[Entries with figure data]
** BEGIN **

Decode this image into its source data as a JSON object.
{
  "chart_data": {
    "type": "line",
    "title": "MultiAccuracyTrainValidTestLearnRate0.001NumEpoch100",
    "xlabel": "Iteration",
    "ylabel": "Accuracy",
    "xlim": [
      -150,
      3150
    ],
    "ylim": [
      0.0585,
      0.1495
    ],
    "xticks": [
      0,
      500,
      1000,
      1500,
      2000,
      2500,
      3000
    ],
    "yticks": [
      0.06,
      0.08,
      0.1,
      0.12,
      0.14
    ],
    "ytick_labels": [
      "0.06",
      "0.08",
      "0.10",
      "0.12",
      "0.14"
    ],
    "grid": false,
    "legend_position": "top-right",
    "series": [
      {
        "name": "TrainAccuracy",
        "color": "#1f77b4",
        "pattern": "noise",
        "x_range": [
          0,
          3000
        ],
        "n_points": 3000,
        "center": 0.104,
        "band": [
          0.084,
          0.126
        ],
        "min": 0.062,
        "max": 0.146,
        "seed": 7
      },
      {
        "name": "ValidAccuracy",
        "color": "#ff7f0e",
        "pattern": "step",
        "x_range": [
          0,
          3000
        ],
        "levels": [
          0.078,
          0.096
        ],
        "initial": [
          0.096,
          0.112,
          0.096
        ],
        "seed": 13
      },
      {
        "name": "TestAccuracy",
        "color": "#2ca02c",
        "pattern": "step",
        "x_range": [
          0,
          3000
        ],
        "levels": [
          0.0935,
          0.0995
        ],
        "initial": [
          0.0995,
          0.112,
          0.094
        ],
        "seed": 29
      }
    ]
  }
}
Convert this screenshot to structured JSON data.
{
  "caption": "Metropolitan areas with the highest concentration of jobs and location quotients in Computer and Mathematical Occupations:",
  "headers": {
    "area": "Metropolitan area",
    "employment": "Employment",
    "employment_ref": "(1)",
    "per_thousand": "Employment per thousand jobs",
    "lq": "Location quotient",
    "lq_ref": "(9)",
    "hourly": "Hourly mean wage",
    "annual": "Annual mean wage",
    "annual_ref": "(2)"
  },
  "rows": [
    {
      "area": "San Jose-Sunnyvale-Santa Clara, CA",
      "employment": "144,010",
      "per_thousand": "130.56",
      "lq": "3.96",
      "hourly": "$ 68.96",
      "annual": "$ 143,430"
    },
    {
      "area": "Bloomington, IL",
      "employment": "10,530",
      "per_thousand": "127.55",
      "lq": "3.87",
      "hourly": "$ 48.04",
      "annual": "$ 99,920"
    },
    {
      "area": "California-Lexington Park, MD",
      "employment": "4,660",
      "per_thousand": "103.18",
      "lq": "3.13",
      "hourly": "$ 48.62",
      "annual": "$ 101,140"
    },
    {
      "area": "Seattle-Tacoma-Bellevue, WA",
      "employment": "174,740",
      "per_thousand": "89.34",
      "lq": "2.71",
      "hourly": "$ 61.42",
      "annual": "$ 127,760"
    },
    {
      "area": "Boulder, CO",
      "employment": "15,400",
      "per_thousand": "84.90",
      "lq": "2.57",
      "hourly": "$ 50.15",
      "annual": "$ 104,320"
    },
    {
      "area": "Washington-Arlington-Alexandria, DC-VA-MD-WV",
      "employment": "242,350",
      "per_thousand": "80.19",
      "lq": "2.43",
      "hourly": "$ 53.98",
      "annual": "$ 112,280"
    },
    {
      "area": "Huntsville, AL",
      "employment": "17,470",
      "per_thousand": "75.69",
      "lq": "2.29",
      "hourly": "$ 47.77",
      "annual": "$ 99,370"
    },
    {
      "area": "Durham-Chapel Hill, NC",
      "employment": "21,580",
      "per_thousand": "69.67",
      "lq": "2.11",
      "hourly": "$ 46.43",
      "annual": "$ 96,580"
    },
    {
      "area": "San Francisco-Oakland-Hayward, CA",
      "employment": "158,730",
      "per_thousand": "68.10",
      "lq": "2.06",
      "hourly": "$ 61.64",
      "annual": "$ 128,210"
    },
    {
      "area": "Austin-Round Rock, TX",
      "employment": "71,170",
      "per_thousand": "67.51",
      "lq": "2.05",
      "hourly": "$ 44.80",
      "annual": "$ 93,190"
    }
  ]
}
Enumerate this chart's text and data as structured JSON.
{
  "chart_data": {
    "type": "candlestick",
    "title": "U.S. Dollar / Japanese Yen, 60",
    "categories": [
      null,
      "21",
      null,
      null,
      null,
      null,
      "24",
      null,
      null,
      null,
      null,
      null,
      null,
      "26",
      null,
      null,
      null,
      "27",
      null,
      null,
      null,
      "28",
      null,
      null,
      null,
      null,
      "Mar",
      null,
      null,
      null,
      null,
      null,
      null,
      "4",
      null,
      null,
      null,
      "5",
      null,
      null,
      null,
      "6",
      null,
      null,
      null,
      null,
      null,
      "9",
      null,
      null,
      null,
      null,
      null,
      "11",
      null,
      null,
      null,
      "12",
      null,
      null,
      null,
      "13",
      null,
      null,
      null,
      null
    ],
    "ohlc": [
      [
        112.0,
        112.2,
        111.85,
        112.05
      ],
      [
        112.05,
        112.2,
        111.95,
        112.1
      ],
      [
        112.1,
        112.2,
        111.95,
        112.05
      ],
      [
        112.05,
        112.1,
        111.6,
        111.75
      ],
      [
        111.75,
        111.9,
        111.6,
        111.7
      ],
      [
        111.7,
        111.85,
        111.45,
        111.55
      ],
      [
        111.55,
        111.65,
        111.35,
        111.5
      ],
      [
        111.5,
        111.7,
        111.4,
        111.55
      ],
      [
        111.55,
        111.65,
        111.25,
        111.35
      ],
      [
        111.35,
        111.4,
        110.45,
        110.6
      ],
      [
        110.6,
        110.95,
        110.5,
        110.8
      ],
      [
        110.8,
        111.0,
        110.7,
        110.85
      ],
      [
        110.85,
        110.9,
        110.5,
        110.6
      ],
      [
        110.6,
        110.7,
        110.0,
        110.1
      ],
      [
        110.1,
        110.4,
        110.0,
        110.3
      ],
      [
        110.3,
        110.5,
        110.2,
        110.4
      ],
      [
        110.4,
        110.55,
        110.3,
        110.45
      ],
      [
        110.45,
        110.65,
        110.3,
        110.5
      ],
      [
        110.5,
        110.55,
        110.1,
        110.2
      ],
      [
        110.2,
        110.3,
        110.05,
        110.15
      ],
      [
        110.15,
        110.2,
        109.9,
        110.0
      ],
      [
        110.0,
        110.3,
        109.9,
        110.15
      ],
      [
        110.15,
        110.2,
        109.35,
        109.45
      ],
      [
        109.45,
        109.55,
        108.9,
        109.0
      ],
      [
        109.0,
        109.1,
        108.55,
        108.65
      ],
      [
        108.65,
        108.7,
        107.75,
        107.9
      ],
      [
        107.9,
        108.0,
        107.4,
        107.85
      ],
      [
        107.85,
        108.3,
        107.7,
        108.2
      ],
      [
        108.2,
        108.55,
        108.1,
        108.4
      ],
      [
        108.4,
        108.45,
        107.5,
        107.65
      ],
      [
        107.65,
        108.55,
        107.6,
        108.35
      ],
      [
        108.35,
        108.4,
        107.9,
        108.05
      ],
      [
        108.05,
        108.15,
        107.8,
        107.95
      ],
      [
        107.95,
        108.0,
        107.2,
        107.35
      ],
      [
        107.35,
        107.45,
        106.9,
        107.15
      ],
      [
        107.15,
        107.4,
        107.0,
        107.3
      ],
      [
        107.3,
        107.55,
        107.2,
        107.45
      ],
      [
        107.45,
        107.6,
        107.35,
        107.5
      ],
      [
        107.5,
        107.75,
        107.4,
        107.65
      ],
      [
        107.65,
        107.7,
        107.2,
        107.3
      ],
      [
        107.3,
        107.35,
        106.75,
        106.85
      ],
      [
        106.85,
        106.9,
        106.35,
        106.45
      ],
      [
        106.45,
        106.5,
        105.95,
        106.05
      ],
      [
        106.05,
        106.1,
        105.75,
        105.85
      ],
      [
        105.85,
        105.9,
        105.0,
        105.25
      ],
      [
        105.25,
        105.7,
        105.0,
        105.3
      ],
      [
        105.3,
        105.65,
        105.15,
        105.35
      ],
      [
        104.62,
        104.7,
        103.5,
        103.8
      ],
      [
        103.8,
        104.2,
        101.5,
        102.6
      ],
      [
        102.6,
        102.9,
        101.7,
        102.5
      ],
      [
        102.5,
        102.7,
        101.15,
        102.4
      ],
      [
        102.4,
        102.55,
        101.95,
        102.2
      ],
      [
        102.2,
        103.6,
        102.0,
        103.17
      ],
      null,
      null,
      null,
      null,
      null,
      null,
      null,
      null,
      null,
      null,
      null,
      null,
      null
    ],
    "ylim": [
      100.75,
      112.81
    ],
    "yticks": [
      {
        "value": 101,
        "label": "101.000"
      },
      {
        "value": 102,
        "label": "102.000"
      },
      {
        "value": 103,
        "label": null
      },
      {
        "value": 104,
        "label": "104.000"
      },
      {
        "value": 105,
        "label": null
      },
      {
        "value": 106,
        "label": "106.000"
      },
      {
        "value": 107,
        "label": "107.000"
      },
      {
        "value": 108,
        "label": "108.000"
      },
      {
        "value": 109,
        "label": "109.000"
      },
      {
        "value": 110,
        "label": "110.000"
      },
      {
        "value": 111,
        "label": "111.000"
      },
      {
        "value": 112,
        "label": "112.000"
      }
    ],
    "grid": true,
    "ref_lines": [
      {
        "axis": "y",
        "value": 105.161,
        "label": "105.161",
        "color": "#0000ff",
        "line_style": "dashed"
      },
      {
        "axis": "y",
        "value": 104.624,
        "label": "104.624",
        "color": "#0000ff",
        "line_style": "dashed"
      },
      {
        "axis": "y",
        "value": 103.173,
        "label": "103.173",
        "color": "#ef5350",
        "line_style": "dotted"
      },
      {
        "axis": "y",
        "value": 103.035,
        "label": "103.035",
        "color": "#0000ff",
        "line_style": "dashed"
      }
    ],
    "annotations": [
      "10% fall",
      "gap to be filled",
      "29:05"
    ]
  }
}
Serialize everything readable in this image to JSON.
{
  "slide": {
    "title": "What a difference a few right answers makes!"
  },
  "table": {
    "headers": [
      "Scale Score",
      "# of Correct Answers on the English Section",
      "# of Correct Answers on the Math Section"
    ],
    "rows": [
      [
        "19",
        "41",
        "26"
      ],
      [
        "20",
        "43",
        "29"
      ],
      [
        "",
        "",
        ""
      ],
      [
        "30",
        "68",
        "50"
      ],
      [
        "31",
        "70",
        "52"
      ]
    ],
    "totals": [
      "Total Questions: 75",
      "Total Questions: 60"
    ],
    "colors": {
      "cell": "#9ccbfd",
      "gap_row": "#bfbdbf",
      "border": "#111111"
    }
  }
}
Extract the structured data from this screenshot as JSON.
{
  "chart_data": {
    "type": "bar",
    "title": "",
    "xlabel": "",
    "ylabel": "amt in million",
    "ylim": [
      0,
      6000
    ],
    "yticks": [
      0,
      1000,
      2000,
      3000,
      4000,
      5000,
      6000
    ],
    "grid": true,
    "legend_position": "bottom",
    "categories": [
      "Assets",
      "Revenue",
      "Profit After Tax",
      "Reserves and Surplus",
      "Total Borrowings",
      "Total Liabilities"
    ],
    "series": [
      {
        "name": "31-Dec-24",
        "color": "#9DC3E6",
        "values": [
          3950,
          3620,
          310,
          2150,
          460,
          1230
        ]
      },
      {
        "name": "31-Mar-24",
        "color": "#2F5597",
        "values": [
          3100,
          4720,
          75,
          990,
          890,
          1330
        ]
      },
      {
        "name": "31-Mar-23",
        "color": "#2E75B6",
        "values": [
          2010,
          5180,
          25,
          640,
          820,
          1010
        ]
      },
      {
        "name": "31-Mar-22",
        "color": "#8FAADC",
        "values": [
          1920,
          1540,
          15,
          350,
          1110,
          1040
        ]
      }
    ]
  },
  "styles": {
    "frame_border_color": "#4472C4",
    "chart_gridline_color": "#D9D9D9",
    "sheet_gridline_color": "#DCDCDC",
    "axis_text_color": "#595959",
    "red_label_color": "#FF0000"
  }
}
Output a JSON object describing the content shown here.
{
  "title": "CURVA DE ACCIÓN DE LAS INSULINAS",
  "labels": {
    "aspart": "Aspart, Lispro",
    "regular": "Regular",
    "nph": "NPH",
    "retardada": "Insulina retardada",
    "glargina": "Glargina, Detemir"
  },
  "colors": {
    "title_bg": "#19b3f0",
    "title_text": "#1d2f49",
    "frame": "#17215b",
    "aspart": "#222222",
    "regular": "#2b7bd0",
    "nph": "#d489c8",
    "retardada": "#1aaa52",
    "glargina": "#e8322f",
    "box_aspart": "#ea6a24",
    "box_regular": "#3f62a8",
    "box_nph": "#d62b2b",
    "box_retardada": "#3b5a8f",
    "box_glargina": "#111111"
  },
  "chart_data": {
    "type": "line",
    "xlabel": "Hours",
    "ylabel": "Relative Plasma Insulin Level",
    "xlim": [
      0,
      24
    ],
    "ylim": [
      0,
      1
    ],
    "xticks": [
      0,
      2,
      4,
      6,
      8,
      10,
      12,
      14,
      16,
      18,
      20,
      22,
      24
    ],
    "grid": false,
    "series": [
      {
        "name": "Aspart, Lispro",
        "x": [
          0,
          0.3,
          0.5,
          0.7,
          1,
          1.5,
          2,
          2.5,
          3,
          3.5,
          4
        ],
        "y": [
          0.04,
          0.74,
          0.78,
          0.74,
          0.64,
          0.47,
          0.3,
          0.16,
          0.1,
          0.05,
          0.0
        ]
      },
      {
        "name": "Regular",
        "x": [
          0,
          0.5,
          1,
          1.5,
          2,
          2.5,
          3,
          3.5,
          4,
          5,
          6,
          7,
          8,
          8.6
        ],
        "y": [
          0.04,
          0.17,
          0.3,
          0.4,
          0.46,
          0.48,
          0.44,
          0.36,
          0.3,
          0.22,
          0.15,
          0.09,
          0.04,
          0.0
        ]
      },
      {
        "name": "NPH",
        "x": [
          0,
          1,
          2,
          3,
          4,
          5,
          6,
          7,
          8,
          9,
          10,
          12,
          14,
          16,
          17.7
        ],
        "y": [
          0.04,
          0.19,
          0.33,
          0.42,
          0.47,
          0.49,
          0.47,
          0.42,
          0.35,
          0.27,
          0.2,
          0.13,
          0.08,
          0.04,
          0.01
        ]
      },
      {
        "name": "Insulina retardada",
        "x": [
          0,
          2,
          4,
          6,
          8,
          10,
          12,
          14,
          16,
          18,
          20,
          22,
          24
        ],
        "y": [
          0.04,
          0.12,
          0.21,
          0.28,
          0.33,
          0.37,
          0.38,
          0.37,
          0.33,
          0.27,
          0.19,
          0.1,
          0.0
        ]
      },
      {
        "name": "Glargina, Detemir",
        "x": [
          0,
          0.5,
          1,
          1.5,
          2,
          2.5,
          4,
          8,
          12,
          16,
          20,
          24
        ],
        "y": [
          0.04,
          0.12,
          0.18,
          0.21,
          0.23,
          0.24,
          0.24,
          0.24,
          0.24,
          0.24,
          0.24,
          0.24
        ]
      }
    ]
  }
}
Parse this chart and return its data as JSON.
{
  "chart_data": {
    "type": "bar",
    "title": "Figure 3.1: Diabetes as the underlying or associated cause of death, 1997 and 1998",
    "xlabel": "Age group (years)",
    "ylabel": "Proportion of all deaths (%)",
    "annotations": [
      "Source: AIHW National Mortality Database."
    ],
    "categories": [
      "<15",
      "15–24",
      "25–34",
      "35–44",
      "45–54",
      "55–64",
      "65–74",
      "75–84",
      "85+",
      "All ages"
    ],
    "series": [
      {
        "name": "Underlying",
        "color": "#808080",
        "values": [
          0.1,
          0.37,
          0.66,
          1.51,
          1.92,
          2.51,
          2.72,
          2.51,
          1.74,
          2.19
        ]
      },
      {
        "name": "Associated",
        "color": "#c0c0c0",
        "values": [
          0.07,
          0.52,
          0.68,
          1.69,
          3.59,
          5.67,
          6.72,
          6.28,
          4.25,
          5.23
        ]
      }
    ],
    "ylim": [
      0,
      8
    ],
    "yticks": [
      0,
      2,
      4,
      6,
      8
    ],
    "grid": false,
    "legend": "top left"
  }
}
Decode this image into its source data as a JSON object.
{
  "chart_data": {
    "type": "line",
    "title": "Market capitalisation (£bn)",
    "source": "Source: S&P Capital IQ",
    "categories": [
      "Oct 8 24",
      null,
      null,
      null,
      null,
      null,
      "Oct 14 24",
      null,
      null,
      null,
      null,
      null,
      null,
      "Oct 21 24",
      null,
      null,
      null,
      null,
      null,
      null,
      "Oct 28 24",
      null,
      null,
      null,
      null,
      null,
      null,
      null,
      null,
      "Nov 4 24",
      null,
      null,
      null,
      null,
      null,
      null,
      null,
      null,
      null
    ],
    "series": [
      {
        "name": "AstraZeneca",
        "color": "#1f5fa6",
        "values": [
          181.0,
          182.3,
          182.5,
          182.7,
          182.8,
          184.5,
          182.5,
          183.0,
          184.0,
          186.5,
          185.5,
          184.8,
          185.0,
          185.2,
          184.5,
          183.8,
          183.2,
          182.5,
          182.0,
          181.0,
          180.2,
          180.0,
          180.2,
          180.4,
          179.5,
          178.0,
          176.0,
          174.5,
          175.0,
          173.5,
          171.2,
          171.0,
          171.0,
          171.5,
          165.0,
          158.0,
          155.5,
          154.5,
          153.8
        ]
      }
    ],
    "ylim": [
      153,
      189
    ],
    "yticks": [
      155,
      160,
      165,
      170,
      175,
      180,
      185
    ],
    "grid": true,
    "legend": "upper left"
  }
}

** END **

Search the entries for the word "JSON", then gather every line that has it.

Decode this image into its source data as a JSON object.
Convert this screenshot to structured JSON data.
Enumerate this chart's text and data as structured JSON.
Serialize everything readable in this image to JSON.
Extract the structured data from this screenshot as JSON.
Output a JSON object describing the content shown here.
Parse this chart and return its data as JSON.
Decode this image into its source data as a JSON object.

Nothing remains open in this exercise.